THE TASK: Make an exact copy of the lines below.

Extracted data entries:
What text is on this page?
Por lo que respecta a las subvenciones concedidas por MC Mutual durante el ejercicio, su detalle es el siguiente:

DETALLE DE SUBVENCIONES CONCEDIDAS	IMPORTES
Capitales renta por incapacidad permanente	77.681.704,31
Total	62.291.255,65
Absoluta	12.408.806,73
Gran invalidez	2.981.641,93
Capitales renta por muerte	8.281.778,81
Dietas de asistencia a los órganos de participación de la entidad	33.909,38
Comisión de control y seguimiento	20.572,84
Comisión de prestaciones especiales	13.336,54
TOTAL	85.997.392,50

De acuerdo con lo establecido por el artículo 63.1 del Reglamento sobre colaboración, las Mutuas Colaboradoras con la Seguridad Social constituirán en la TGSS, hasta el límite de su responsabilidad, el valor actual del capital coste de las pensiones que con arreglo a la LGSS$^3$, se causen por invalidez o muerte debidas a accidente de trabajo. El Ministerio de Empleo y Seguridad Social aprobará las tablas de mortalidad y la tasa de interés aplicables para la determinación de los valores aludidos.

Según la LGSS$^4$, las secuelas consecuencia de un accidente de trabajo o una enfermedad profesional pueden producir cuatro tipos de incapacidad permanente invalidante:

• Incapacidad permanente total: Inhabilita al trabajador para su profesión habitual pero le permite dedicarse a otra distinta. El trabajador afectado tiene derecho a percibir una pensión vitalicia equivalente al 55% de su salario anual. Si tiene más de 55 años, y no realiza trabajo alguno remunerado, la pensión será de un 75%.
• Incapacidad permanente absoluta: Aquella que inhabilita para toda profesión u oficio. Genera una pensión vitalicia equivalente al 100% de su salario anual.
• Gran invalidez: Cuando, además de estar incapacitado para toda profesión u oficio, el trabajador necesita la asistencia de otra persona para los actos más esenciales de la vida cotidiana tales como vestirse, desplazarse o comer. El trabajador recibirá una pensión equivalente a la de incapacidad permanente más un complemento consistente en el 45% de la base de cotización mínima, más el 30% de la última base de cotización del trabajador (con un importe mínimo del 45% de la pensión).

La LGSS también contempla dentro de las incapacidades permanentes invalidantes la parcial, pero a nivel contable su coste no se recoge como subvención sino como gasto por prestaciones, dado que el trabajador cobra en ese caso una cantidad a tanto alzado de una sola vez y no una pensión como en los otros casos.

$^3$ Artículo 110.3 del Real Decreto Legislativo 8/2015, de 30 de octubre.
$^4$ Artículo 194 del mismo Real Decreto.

WRITTEN ANSWER:
What text is on this page?
Por lo que respecta a las subvenciones concedidas por MC Mutual durante el ejercicio, su detalle es el siguiente:

DETALLE DE SUBVENCIONES CONCEDIDAS	IMPORTES
Capitales renta por incapacidad permanente	77.681.704,31
Total	62.291.255,65
Absoluta	12.408.806,73
Gran invalidez	2.981.641,93
Capitales renta por muerte	8.281.778,81
Dietas de asistencia a los órganos de participación de la entidad	33.909,38
Comisión de control y seguimiento	20.572,84
Comisión de prestaciones especiales	13.336,54
TOTAL	85.997.392,50

De acuerdo con lo establecido por el artículo 63.1 del Reglamento sobre colaboración, las Mutuas Colaboradoras con la Seguridad Social constituirán en la TGSS, hasta el límite de su responsabilidad, el valor actual del capital coste de las pensiones que con arreglo a la LGSS$^3$, se causen por invalidez o muerte debidas a accidente de trabajo. El Ministerio de Empleo y Seguridad Social aprobará las tablas de mortalidad y la tasa de interés aplicables para la determinación de los valores aludidos.

Según la LGSS$^4$, las secuelas consecuencia de un accidente de trabajo o una enfermedad profesional pueden producir cuatro tipos de incapacidad permanente invalidante:

• Incapacidad permanente total: Inhabilita al trabajador para su profesión habitual pero le permite dedicarse a otra distinta. El trabajador afectado tiene derecho a percibir una pensión vitalicia equivalente al 55% de su salario anual. Si tiene más de 55 años, y no realiza trabajo alguno remunerado, la pensión será de un 75%.
• Incapacidad permanente absoluta: Aquella que inhabilita para toda profesión u oficio. Genera una pensión vitalicia equivalente al 100% de su salario anual.
• Gran invalidez: Cuando, además de estar incapacitado para toda profesión u oficio, el trabajador necesita la asistencia de otra persona para los actos más esenciales de la vida cotidiana tales como vestirse, desplazarse o comer. El trabajador recibirá una pensión equivalente a la de incapacidad permanente más un complemento consistente en el 45% de la base de cotización mínima, más el 30% de la última base de cotización del trabajador (con un importe mínimo del 45% de la pensión).

La LGSS también contempla dentro de las incapacidades permanentes invalidantes la parcial, pero a nivel contable su coste no se recoge como subvención sino como gasto por prestaciones, dado que el trabajador cobra en ese caso una cantidad a tanto alzado de una sola vez y no una pensión como en los otros casos.

$^3$ Artículo 110.3 del Real Decreto Legislativo 8/2015, de 30 de octubre.
$^4$ Artículo 194 del mismo Real Decreto.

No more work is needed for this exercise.